*RAW DATA:*
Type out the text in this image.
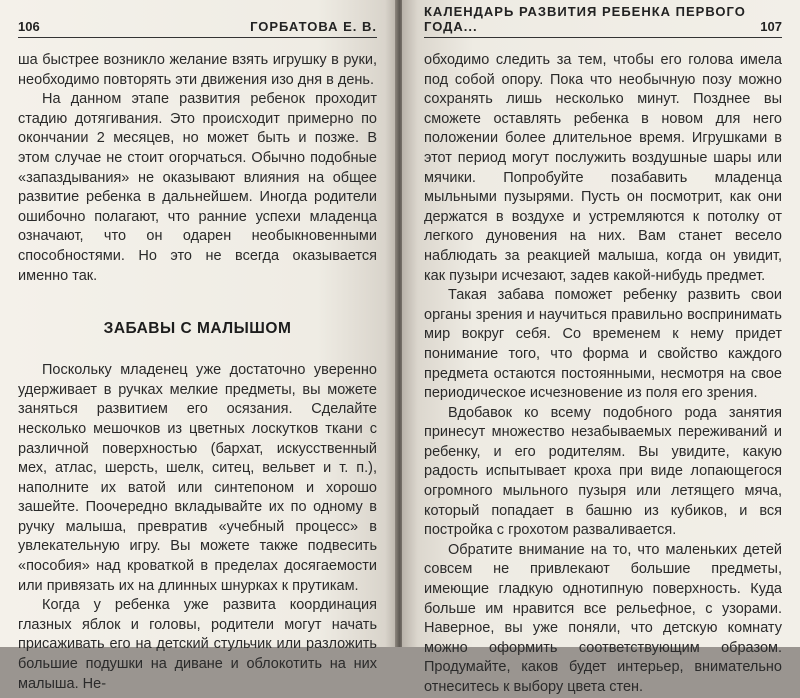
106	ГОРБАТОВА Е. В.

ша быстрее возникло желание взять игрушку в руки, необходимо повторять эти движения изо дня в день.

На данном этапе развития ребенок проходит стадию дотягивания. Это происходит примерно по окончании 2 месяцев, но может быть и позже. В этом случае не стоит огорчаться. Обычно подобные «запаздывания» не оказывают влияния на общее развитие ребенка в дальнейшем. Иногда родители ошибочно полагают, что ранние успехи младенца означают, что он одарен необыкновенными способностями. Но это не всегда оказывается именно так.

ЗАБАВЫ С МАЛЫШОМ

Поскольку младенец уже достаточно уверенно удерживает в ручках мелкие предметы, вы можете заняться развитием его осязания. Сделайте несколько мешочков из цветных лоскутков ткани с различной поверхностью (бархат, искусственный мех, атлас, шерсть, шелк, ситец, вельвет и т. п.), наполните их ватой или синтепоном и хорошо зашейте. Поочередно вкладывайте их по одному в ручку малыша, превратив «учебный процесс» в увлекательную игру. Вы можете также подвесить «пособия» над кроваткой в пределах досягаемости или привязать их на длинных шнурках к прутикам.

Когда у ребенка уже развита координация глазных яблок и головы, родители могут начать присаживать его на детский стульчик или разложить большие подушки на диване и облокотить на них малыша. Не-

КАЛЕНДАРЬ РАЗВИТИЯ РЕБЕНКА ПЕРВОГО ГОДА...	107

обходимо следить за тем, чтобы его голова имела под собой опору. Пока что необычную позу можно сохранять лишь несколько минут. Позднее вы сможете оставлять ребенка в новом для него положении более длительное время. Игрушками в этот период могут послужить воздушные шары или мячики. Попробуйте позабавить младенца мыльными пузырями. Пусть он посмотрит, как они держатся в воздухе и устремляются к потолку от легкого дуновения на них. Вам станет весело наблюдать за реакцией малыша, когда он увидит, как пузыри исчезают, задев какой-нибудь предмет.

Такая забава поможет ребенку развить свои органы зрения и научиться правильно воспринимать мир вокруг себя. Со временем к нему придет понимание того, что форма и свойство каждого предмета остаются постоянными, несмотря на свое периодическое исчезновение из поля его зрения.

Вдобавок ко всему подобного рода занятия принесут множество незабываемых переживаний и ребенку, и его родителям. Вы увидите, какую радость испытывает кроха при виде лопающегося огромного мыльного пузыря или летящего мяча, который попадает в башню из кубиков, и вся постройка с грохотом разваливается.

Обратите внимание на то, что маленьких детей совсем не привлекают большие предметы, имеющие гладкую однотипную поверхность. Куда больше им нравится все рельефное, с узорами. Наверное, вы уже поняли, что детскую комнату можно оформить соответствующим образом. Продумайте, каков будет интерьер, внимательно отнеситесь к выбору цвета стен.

* * *

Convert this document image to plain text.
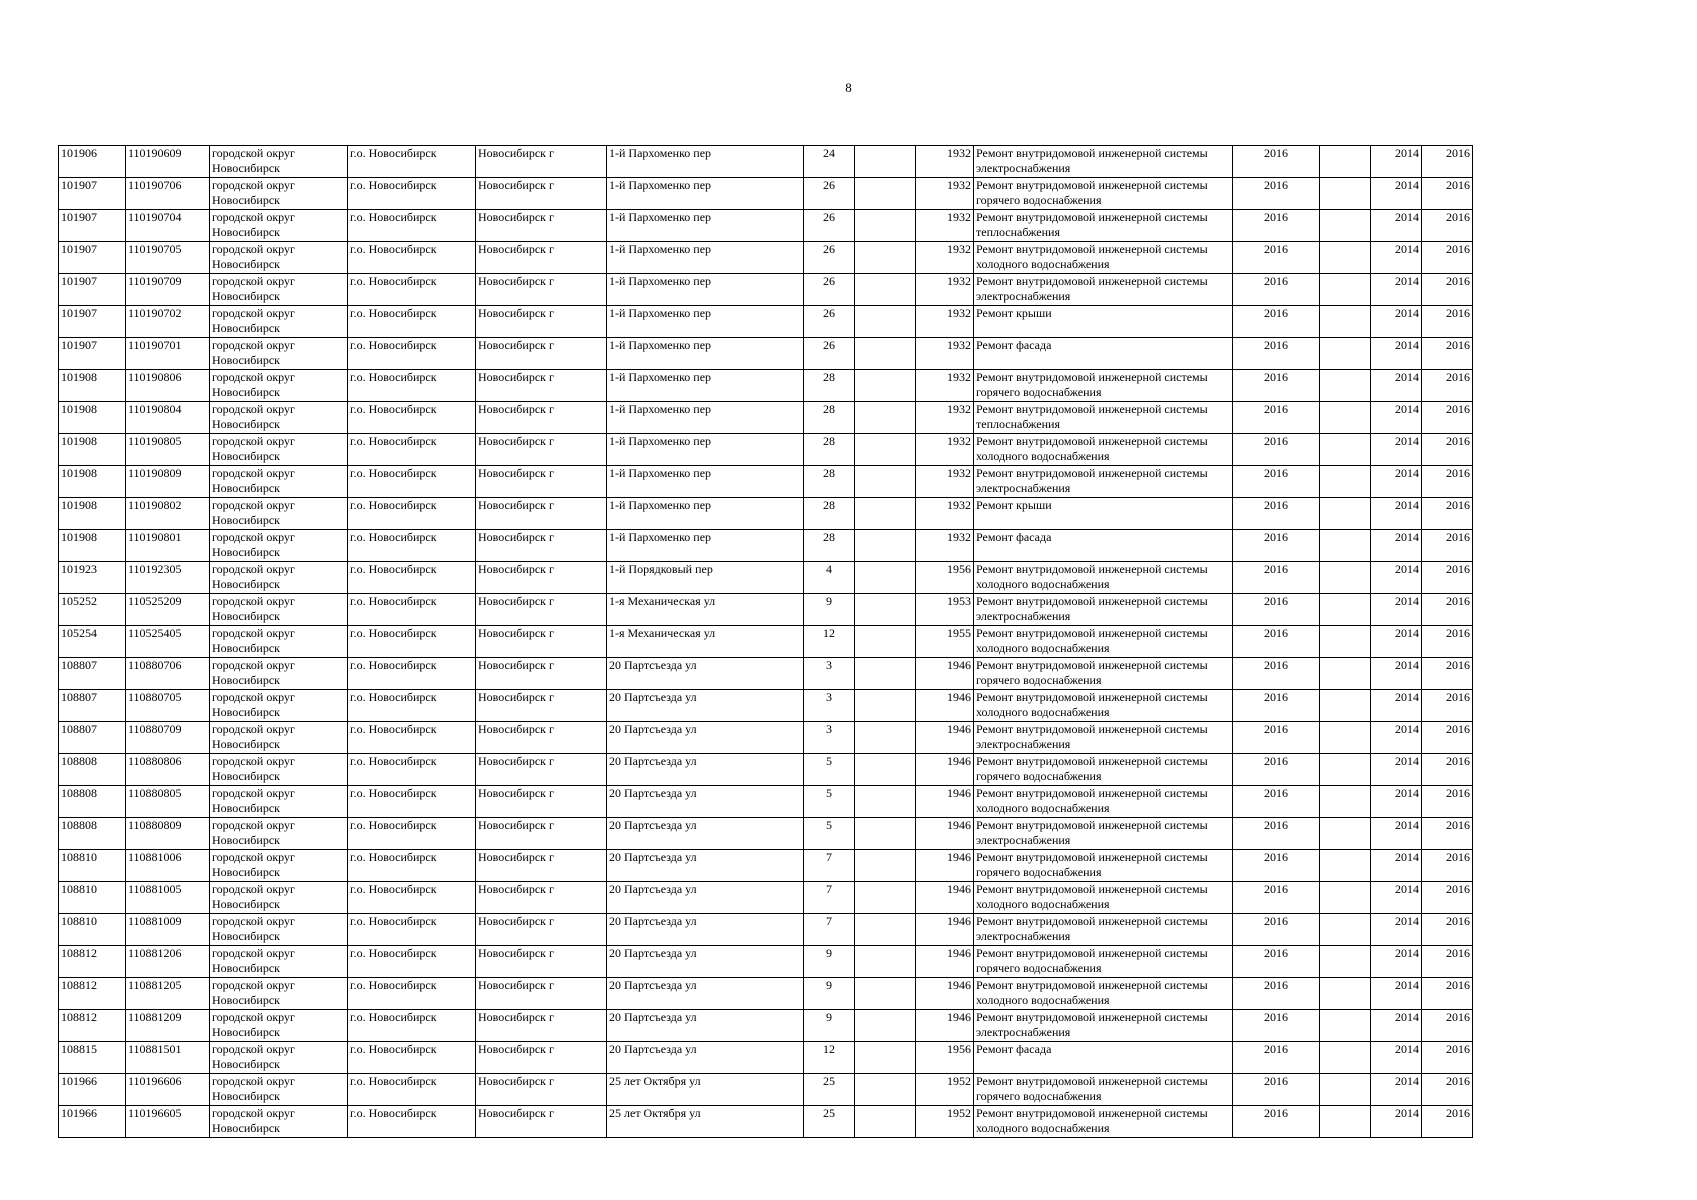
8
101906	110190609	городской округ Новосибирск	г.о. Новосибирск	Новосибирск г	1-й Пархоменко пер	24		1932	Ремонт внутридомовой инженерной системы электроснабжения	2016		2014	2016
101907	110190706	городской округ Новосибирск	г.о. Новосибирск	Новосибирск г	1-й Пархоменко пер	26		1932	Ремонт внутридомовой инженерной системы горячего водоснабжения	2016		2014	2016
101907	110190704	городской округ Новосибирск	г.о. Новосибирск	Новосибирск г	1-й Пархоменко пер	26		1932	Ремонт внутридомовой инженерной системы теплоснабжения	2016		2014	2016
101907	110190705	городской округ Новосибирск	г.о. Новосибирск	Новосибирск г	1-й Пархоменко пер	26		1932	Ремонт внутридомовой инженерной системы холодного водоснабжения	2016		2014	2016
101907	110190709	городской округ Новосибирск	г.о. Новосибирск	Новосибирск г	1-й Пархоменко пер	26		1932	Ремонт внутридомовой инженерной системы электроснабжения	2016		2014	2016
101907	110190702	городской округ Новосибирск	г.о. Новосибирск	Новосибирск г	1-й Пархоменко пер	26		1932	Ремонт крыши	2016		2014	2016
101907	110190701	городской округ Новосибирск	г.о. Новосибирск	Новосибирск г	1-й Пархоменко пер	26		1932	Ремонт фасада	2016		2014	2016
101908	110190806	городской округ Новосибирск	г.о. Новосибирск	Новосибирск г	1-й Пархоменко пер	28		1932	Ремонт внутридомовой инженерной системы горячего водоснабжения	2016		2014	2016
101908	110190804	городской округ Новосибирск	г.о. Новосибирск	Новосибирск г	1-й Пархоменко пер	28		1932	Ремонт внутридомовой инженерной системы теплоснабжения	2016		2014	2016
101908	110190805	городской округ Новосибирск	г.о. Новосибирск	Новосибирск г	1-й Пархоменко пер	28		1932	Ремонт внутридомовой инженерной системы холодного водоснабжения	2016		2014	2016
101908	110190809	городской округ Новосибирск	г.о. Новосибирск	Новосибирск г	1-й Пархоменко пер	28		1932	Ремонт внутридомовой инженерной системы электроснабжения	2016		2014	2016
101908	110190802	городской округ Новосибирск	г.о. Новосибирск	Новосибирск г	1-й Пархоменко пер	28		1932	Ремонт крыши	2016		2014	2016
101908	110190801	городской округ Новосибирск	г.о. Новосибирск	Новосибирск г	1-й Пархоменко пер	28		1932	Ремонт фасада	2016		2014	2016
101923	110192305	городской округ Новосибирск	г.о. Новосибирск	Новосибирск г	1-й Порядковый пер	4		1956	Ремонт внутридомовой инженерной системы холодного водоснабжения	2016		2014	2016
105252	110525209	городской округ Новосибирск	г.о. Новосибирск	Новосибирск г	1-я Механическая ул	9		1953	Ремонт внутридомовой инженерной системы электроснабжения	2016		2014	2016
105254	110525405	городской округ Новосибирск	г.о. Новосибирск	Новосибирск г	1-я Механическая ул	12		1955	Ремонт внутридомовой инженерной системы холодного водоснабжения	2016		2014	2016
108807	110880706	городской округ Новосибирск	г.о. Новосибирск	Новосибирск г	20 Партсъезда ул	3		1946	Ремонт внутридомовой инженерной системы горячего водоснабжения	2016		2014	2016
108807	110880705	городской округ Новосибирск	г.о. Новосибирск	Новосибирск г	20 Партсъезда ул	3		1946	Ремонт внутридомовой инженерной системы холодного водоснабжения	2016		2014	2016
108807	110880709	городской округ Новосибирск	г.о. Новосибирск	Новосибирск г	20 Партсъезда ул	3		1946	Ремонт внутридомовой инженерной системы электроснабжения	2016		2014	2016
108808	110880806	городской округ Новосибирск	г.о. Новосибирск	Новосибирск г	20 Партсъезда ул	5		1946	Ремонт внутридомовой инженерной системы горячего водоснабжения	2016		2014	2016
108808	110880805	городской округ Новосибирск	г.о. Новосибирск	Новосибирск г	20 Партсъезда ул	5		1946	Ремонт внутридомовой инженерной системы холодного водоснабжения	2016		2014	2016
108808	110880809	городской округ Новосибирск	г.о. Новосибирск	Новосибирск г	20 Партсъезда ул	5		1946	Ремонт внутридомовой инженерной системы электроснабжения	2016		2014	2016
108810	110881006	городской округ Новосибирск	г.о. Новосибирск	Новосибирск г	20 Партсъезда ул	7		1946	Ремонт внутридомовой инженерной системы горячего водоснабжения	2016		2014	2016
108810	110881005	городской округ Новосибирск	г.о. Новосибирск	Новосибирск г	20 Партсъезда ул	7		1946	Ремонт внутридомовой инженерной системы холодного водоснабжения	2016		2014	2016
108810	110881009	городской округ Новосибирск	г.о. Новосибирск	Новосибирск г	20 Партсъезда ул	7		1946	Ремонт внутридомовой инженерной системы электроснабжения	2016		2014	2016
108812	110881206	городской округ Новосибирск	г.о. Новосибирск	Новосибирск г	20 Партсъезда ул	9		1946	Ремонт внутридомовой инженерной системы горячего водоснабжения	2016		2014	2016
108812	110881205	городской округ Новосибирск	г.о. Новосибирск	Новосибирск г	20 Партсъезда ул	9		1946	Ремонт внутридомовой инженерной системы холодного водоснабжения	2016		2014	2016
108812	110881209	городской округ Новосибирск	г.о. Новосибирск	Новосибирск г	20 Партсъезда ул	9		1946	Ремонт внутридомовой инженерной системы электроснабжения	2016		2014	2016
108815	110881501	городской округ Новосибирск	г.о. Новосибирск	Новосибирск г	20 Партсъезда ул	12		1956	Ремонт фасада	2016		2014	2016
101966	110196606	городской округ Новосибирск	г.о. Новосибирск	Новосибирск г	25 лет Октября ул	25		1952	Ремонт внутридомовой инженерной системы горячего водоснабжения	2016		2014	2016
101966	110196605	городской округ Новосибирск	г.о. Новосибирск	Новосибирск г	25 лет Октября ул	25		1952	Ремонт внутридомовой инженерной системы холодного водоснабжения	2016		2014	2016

*WHAT IS REQUIRED:* Find the lines holding "большие" and list every one.

*RESULT OF THE TASK:*
Когда у ребенка уже развита координация глазных яблок и головы, родители могут начать присаживать его на детский стульчик или разложить большие подушки на диване и облокотить на них малыша. Не-
Обратите внимание на то, что маленьких детей совсем не привлекают большие предметы, имеющие гладкую однотипную поверхность. Куда больше им нравится все рельефное, с узорами. Наверное, вы уже поняли, что детскую комнату можно оформить соответствующим образом. Продумайте, каков будет интерьер, внимательно отнеситесь к выбору цвета стен.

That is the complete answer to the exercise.